**Work to do:**
Quote each line of the material verbatim, without the pictures.

::: Data for this exercise :::

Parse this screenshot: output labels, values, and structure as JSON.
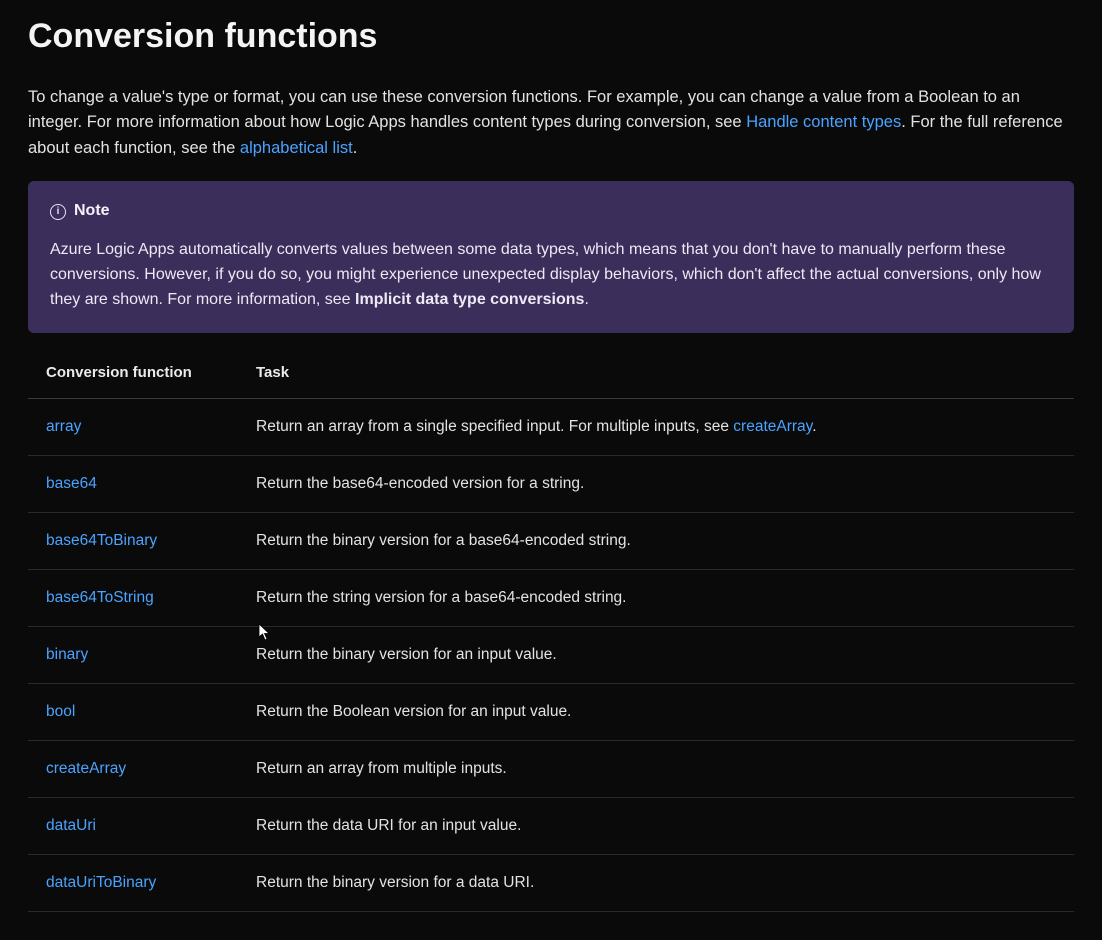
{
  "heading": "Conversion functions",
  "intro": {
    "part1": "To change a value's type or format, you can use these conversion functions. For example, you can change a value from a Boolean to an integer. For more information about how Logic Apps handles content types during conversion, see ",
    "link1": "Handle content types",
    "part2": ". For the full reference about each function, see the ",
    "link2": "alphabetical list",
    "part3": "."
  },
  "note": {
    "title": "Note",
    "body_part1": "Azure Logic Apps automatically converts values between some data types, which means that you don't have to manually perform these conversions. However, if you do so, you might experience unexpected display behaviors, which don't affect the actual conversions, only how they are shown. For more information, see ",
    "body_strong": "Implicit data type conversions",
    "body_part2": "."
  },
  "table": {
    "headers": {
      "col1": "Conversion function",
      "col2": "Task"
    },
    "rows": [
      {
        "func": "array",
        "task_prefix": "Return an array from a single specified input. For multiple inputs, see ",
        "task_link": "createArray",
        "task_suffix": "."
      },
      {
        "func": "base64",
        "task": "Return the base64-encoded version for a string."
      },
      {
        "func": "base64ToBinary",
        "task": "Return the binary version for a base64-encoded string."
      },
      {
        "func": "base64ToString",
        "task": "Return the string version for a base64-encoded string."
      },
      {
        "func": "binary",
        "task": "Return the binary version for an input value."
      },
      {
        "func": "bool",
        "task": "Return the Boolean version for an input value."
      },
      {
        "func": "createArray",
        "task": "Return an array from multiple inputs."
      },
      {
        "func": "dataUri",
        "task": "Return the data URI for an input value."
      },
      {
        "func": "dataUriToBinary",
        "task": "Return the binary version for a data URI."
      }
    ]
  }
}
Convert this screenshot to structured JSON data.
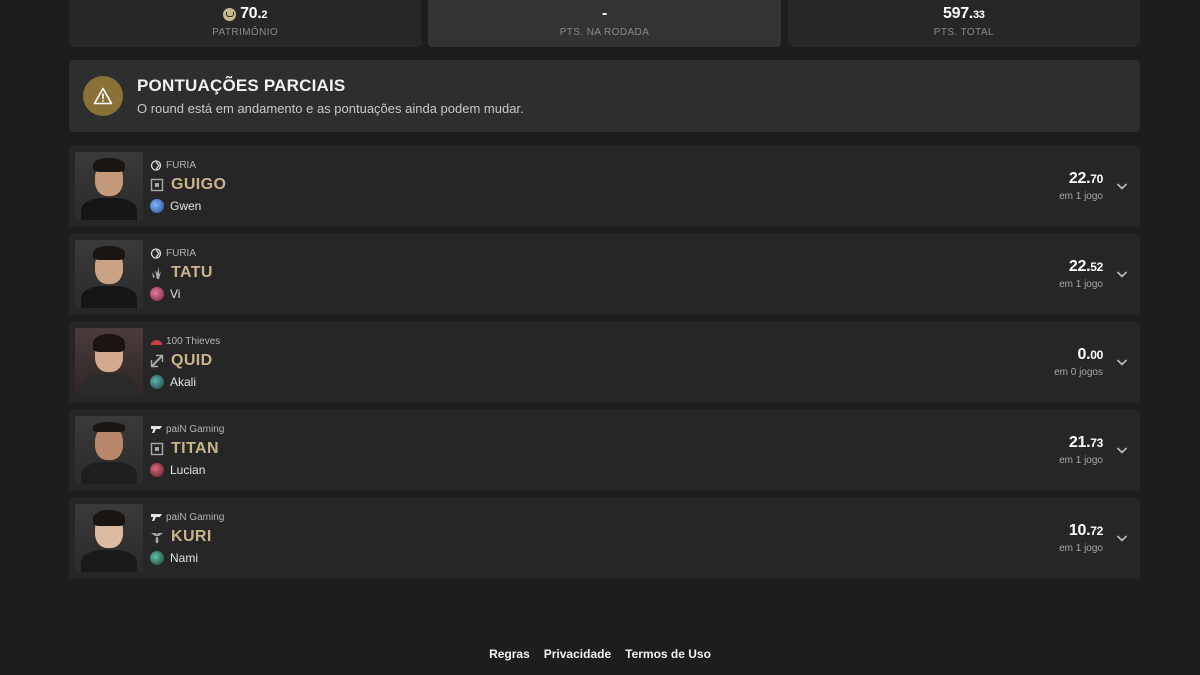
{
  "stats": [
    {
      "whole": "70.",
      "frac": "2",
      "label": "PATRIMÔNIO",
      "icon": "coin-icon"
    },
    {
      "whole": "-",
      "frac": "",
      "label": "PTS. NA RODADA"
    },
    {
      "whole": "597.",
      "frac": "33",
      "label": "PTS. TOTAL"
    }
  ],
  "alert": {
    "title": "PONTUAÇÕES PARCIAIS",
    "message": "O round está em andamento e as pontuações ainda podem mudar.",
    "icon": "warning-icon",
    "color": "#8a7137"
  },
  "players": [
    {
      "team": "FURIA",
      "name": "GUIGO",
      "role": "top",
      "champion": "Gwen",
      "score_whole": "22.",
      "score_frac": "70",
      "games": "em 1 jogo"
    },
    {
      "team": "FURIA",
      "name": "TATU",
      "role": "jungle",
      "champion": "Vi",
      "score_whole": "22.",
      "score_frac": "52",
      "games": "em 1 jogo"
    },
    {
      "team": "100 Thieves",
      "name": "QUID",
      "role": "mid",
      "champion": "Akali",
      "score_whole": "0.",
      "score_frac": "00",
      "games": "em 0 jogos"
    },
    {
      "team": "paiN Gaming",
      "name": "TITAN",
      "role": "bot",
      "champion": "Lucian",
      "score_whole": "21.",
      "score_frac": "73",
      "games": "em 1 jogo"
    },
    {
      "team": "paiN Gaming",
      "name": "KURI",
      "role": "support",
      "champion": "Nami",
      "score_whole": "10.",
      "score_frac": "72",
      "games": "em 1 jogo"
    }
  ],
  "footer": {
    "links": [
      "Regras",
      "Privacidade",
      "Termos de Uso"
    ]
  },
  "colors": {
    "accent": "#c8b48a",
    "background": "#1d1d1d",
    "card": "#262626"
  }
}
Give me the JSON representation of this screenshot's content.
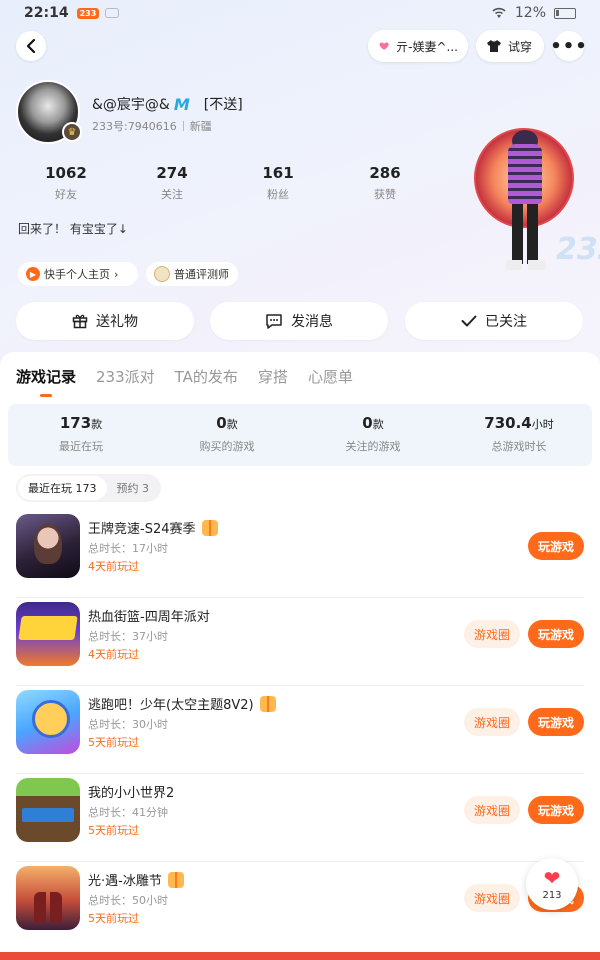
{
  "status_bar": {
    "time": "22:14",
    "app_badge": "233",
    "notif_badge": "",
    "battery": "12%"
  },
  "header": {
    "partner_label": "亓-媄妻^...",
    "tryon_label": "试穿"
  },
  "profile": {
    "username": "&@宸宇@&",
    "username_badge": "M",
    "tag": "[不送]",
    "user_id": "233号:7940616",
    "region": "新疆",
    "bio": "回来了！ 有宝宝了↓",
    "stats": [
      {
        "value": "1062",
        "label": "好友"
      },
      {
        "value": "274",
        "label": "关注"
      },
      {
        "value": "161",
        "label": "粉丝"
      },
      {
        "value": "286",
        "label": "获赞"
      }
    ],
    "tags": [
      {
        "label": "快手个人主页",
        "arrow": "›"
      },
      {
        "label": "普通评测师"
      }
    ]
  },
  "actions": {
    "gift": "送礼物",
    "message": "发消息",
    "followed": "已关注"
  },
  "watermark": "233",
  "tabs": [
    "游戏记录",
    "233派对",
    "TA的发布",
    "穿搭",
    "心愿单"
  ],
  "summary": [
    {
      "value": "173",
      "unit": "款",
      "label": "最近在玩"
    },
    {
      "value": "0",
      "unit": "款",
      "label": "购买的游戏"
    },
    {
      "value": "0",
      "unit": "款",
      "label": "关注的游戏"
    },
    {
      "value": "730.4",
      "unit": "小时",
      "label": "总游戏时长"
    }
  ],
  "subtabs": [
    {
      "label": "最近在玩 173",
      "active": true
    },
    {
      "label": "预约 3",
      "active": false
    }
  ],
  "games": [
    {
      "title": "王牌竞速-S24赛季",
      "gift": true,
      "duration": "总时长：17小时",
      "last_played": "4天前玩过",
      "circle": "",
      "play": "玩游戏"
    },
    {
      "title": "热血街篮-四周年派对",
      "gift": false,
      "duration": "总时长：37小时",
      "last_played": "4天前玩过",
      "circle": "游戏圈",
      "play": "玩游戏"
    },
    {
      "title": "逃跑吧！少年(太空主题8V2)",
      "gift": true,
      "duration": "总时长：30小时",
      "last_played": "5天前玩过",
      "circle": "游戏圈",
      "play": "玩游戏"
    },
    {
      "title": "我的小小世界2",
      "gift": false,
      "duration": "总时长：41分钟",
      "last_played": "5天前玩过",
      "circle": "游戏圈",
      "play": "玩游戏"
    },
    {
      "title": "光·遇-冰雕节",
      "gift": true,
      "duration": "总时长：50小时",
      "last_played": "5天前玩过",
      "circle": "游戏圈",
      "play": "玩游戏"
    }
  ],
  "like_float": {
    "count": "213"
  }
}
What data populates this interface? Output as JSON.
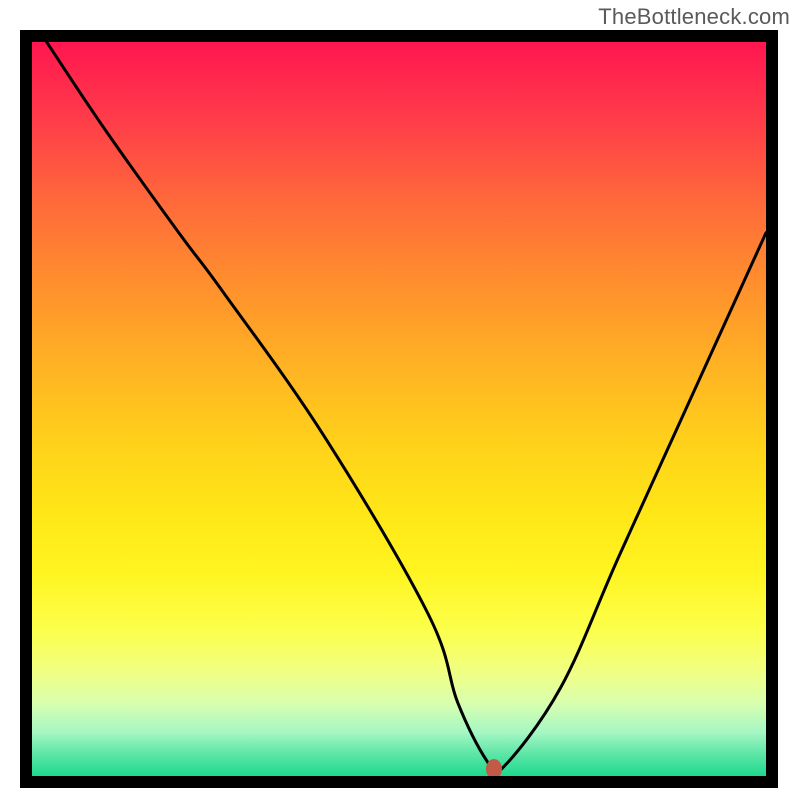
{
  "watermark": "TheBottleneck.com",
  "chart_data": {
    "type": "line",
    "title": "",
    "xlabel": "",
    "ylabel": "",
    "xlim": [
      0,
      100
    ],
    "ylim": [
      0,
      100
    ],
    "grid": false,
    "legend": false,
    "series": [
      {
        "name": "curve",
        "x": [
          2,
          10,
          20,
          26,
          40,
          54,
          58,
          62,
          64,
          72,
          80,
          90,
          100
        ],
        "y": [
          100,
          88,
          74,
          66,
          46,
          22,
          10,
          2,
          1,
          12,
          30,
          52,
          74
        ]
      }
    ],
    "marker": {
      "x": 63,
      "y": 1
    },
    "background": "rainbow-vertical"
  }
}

:::

**Output of the task:**
Parse this screenshot: output labels, values, and structure as JSON.
{
  "heading": "Conversion functions",
  "intro": {
    "part1": "To change a value's type or format, you can use these conversion functions. For example, you can change a value from a Boolean to an integer. For more information about how Logic Apps handles content types during conversion, see ",
    "link1": "Handle content types",
    "part2": ". For the full reference about each function, see the ",
    "link2": "alphabetical list",
    "part3": "."
  },
  "note": {
    "title": "Note",
    "body_part1": "Azure Logic Apps automatically converts values between some data types, which means that you don't have to manually perform these conversions. However, if you do so, you might experience unexpected display behaviors, which don't affect the actual conversions, only how they are shown. For more information, see ",
    "body_strong": "Implicit data type conversions",
    "body_part2": "."
  },
  "table": {
    "headers": {
      "col1": "Conversion function",
      "col2": "Task"
    },
    "rows": [
      {
        "func": "array",
        "task_prefix": "Return an array from a single specified input. For multiple inputs, see ",
        "task_link": "createArray",
        "task_suffix": "."
      },
      {
        "func": "base64",
        "task": "Return the base64-encoded version for a string."
      },
      {
        "func": "base64ToBinary",
        "task": "Return the binary version for a base64-encoded string."
      },
      {
        "func": "base64ToString",
        "task": "Return the string version for a base64-encoded string."
      },
      {
        "func": "binary",
        "task": "Return the binary version for an input value."
      },
      {
        "func": "bool",
        "task": "Return the Boolean version for an input value."
      },
      {
        "func": "createArray",
        "task": "Return an array from multiple inputs."
      },
      {
        "func": "dataUri",
        "task": "Return the data URI for an input value."
      },
      {
        "func": "dataUriToBinary",
        "task": "Return the binary version for a data URI."
      }
    ]
  }
}
Convert this screenshot to structured JSON data.
{
  "stats": [
    {
      "whole": "70.",
      "frac": "2",
      "label": "PATRIMÔNIO",
      "icon": "coin-icon"
    },
    {
      "whole": "-",
      "frac": "",
      "label": "PTS. NA RODADA"
    },
    {
      "whole": "597.",
      "frac": "33",
      "label": "PTS. TOTAL"
    }
  ],
  "alert": {
    "title": "PONTUAÇÕES PARCIAIS",
    "message": "O round está em andamento e as pontuações ainda podem mudar.",
    "icon": "warning-icon",
    "color": "#8a7137"
  },
  "players": [
    {
      "team": "FURIA",
      "name": "GUIGO",
      "role": "top",
      "champion": "Gwen",
      "score_whole": "22.",
      "score_frac": "70",
      "games": "em 1 jogo"
    },
    {
      "team": "FURIA",
      "name": "TATU",
      "role": "jungle",
      "champion": "Vi",
      "score_whole": "22.",
      "score_frac": "52",
      "games": "em 1 jogo"
    },
    {
      "team": "100 Thieves",
      "name": "QUID",
      "role": "mid",
      "champion": "Akali",
      "score_whole": "0.",
      "score_frac": "00",
      "games": "em 0 jogos"
    },
    {
      "team": "paiN Gaming",
      "name": "TITAN",
      "role": "bot",
      "champion": "Lucian",
      "score_whole": "21.",
      "score_frac": "73",
      "games": "em 1 jogo"
    },
    {
      "team": "paiN Gaming",
      "name": "KURI",
      "role": "support",
      "champion": "Nami",
      "score_whole": "10.",
      "score_frac": "72",
      "games": "em 1 jogo"
    }
  ],
  "footer": {
    "links": [
      "Regras",
      "Privacidade",
      "Termos de Uso"
    ]
  },
  "colors": {
    "accent": "#c8b48a",
    "background": "#1d1d1d",
    "card": "#262626"
  }
}
Give me the JSON representation of this screenshot's content.
{
  "status_bar": {
    "time": "22:14",
    "app_badge": "233",
    "notif_badge": "",
    "battery": "12%"
  },
  "header": {
    "partner_label": "亓-媄妻^...",
    "tryon_label": "试穿"
  },
  "profile": {
    "username": "&@宸宇@&",
    "username_badge": "M",
    "tag": "[不送]",
    "user_id": "233号:7940616",
    "region": "新疆",
    "bio": "回来了！ 有宝宝了↓",
    "stats": [
      {
        "value": "1062",
        "label": "好友"
      },
      {
        "value": "274",
        "label": "关注"
      },
      {
        "value": "161",
        "label": "粉丝"
      },
      {
        "value": "286",
        "label": "获赞"
      }
    ],
    "tags": [
      {
        "label": "快手个人主页",
        "arrow": "›"
      },
      {
        "label": "普通评测师"
      }
    ]
  },
  "actions": {
    "gift": "送礼物",
    "message": "发消息",
    "followed": "已关注"
  },
  "watermark": "233",
  "tabs": [
    "游戏记录",
    "233派对",
    "TA的发布",
    "穿搭",
    "心愿单"
  ],
  "summary": [
    {
      "value": "173",
      "unit": "款",
      "label": "最近在玩"
    },
    {
      "value": "0",
      "unit": "款",
      "label": "购买的游戏"
    },
    {
      "value": "0",
      "unit": "款",
      "label": "关注的游戏"
    },
    {
      "value": "730.4",
      "unit": "小时",
      "label": "总游戏时长"
    }
  ],
  "subtabs": [
    {
      "label": "最近在玩 173",
      "active": true
    },
    {
      "label": "预约 3",
      "active": false
    }
  ],
  "games": [
    {
      "title": "王牌竞速-S24赛季",
      "gift": true,
      "duration": "总时长：17小时",
      "last_played": "4天前玩过",
      "circle": "",
      "play": "玩游戏"
    },
    {
      "title": "热血街篮-四周年派对",
      "gift": false,
      "duration": "总时长：37小时",
      "last_played": "4天前玩过",
      "circle": "游戏圈",
      "play": "玩游戏"
    },
    {
      "title": "逃跑吧！少年(太空主题8V2)",
      "gift": true,
      "duration": "总时长：30小时",
      "last_played": "5天前玩过",
      "circle": "游戏圈",
      "play": "玩游戏"
    },
    {
      "title": "我的小小世界2",
      "gift": false,
      "duration": "总时长：41分钟",
      "last_played": "5天前玩过",
      "circle": "游戏圈",
      "play": "玩游戏"
    },
    {
      "title": "光·遇-冰雕节",
      "gift": true,
      "duration": "总时长：50小时",
      "last_played": "5天前玩过",
      "circle": "游戏圈",
      "play": "玩游戏"
    }
  ],
  "like_float": {
    "count": "213"
  }
}
What data populates this interface? Output as JSON.
{
  "watermark": "TheBottleneck.com",
  "chart_data": {
    "type": "line",
    "title": "",
    "xlabel": "",
    "ylabel": "",
    "xlim": [
      0,
      100
    ],
    "ylim": [
      0,
      100
    ],
    "grid": false,
    "legend": false,
    "series": [
      {
        "name": "curve",
        "x": [
          2,
          10,
          20,
          26,
          40,
          54,
          58,
          62,
          64,
          72,
          80,
          90,
          100
        ],
        "y": [
          100,
          88,
          74,
          66,
          46,
          22,
          10,
          2,
          1,
          12,
          30,
          52,
          74
        ]
      }
    ],
    "marker": {
      "x": 63,
      "y": 1
    },
    "background": "rainbow-vertical"
  }
}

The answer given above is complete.